[WHAT THIS TASK INVOLVES]
Report all lines from the entries below in which "Balances" appears.

* START DATASET EXTRACT *

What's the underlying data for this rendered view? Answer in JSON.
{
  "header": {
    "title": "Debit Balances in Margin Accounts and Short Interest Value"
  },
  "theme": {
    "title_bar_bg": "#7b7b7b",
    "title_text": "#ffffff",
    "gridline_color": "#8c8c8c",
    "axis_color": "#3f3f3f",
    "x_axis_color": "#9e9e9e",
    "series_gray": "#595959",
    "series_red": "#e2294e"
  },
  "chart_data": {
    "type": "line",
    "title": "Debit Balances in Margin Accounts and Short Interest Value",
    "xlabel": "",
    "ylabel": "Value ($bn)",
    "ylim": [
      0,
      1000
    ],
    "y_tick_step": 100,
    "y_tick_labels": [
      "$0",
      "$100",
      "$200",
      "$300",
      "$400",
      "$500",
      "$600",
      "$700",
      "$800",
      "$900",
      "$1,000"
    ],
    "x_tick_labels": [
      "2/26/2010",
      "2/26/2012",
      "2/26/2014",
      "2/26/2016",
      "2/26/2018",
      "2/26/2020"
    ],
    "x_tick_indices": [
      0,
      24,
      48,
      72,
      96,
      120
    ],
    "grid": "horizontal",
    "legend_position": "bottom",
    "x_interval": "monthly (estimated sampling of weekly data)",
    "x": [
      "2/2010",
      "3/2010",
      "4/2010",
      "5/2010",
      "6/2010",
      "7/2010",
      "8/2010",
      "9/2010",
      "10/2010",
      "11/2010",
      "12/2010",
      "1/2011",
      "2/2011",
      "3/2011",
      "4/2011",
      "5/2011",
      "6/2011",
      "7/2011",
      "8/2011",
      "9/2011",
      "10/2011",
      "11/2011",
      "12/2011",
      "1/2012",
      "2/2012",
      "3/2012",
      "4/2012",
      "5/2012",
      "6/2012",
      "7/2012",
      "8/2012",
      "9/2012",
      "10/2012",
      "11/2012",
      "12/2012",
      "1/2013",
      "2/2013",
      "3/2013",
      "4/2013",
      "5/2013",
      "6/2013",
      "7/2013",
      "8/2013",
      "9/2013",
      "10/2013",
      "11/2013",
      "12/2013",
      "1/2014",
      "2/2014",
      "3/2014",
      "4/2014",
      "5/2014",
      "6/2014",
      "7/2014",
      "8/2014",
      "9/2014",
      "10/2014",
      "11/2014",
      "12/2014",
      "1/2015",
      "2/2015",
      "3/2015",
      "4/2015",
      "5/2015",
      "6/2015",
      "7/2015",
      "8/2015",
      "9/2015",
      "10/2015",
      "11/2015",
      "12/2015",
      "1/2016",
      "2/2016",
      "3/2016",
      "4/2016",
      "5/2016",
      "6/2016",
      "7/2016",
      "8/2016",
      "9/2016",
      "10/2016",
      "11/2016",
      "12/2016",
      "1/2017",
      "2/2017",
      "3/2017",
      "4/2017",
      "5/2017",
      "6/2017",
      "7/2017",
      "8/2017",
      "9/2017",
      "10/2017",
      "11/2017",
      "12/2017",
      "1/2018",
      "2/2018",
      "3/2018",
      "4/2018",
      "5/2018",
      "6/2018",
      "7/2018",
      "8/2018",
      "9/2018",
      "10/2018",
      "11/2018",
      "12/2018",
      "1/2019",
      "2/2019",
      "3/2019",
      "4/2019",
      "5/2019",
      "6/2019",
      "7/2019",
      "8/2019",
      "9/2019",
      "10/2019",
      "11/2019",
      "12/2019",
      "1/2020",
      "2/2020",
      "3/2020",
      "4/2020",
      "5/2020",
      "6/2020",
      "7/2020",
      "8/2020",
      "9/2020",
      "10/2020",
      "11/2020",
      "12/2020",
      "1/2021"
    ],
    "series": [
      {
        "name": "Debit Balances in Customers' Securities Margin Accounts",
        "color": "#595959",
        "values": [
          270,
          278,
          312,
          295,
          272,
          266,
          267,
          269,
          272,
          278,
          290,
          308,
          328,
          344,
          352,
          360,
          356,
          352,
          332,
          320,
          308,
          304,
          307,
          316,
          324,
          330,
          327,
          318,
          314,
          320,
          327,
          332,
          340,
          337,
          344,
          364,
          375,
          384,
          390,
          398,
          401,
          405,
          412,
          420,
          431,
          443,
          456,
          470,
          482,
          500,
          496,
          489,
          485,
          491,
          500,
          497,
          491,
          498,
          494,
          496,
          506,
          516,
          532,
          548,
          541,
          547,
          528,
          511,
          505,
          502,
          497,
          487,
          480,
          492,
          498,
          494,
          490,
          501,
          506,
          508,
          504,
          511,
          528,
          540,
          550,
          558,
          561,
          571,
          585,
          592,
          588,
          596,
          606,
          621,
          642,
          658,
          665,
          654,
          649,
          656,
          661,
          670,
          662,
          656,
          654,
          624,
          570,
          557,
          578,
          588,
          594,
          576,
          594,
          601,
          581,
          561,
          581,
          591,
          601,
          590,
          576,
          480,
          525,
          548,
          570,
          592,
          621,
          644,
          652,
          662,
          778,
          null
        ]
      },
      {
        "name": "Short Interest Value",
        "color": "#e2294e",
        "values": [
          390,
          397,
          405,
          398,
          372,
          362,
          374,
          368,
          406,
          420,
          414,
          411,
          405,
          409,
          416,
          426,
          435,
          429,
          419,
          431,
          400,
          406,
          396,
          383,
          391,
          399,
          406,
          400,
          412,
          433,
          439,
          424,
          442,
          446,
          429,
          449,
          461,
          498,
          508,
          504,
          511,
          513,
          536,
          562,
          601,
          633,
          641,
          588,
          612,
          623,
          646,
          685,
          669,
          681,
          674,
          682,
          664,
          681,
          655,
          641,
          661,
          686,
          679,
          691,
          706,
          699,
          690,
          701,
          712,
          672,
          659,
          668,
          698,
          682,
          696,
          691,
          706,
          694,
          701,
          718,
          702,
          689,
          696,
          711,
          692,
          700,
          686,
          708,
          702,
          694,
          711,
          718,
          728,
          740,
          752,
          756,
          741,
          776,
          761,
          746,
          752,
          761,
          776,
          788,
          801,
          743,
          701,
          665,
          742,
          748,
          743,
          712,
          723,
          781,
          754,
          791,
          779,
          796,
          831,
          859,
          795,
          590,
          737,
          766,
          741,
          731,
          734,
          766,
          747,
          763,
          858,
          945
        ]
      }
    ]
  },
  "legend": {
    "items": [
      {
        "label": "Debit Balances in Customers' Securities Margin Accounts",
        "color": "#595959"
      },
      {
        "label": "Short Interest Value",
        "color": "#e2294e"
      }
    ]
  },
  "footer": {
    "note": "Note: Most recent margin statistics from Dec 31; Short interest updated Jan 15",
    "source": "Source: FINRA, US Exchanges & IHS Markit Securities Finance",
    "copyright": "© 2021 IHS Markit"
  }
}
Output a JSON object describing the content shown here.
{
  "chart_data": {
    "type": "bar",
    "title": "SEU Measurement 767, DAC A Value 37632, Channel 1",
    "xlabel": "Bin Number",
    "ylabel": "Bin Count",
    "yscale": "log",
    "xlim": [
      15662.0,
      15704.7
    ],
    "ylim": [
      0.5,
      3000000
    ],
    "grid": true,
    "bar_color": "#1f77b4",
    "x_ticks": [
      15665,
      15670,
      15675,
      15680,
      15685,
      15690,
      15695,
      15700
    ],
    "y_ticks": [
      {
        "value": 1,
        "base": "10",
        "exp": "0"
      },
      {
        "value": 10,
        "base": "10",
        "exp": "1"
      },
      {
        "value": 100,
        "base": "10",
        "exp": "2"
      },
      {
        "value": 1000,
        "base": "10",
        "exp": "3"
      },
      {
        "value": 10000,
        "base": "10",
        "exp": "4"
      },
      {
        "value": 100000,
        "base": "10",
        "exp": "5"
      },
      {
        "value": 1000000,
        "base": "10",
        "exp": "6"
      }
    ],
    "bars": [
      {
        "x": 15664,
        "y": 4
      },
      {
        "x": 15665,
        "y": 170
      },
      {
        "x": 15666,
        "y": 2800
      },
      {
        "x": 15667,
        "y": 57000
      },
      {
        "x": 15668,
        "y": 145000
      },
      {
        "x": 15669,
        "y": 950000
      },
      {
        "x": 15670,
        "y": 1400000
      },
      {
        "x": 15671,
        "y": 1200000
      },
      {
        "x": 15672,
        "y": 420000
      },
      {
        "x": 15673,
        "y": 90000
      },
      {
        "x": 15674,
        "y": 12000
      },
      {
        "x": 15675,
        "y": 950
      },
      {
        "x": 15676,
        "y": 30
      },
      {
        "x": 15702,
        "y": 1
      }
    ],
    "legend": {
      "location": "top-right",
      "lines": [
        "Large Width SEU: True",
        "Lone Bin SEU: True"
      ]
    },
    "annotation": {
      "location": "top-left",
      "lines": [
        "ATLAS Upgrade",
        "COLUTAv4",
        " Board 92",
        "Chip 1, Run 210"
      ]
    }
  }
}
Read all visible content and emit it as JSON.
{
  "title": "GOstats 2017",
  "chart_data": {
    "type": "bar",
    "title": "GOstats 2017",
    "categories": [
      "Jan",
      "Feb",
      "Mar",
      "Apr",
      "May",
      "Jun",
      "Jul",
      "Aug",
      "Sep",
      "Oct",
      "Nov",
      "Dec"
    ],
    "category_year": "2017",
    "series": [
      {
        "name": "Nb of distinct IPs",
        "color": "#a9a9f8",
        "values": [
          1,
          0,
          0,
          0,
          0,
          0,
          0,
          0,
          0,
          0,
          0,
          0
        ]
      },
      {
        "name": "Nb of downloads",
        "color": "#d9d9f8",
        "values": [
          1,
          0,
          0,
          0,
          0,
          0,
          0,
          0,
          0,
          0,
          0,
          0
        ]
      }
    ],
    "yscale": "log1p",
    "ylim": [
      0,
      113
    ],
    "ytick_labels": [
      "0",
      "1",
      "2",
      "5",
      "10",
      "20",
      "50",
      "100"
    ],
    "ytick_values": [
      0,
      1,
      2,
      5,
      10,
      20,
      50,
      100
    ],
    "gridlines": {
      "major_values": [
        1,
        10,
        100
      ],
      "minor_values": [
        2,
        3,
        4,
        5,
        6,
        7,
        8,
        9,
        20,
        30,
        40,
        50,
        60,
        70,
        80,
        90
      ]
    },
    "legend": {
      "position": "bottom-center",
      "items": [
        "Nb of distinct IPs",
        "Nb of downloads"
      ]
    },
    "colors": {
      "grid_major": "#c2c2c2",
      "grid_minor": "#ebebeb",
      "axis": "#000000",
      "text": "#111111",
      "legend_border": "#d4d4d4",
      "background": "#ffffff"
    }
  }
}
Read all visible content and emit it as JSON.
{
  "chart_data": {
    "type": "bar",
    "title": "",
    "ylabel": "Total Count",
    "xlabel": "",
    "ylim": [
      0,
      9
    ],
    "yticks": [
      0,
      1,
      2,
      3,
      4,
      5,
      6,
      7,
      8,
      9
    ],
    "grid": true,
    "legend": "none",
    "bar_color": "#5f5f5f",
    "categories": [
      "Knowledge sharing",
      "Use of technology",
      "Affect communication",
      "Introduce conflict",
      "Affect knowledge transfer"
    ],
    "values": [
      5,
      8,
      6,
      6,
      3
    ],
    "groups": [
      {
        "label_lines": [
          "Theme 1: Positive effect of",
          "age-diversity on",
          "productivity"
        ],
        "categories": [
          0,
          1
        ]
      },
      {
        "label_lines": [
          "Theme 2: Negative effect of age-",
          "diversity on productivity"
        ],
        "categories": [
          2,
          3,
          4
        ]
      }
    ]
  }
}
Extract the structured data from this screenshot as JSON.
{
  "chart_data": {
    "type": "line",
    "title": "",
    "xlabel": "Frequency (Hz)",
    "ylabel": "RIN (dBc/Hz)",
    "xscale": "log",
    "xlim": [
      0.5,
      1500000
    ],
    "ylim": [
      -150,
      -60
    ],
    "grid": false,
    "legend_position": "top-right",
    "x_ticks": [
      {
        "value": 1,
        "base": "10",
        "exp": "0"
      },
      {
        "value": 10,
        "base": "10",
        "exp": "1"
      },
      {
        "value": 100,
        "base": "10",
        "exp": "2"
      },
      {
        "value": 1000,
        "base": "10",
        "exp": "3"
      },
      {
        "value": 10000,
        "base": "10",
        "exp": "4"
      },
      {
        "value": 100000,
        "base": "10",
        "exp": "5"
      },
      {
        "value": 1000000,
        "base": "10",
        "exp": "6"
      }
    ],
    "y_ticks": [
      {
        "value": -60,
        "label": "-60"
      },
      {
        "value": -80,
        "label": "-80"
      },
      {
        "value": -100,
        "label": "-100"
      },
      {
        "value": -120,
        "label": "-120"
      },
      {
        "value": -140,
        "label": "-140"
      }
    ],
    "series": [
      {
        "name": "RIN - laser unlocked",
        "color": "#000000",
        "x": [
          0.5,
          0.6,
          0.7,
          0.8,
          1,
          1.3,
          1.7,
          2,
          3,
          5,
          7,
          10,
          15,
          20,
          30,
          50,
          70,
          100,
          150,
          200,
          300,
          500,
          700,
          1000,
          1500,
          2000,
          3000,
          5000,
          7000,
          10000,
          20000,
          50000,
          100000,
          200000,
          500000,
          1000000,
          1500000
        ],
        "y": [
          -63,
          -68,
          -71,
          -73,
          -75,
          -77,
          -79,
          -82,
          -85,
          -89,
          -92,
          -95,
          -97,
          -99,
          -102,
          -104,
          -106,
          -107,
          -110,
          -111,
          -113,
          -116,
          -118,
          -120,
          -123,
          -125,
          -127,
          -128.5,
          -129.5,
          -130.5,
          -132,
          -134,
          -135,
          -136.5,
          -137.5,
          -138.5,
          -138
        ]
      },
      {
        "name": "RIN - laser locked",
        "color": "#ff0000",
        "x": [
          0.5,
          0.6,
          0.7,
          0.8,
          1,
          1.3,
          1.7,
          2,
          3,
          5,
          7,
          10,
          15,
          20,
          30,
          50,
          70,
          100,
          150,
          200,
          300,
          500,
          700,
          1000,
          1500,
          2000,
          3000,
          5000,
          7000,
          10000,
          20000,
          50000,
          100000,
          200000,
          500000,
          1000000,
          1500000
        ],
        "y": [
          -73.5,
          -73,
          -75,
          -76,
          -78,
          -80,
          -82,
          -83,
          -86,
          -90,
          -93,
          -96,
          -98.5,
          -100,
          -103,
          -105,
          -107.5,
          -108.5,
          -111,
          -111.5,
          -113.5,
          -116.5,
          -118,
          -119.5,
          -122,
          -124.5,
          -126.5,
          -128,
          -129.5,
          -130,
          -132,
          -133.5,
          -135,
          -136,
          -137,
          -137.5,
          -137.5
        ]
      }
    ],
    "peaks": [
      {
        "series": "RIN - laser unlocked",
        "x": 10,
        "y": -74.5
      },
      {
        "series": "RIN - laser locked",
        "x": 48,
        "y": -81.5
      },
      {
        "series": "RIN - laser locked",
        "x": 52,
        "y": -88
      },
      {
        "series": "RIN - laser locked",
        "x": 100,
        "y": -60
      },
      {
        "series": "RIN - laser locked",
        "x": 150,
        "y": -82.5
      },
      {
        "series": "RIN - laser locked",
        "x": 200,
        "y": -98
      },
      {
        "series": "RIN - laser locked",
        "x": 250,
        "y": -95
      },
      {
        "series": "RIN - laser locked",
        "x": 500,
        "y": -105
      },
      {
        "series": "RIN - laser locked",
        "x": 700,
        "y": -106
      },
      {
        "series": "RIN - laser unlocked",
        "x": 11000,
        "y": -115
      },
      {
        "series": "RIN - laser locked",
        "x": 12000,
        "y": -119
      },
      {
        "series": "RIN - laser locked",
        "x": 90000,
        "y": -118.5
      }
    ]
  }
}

* END DATASET EXTRACT *

[ANSWER TO THIS TASK]
    "title": "Debit Balances in Margin Accounts and Short Interest Value"
    "title": "Debit Balances in Margin Accounts and Short Interest Value",
        "name": "Debit Balances in Customers' Securities Margin Accounts",
        "label": "Debit Balances in Customers' Securities Margin Accounts",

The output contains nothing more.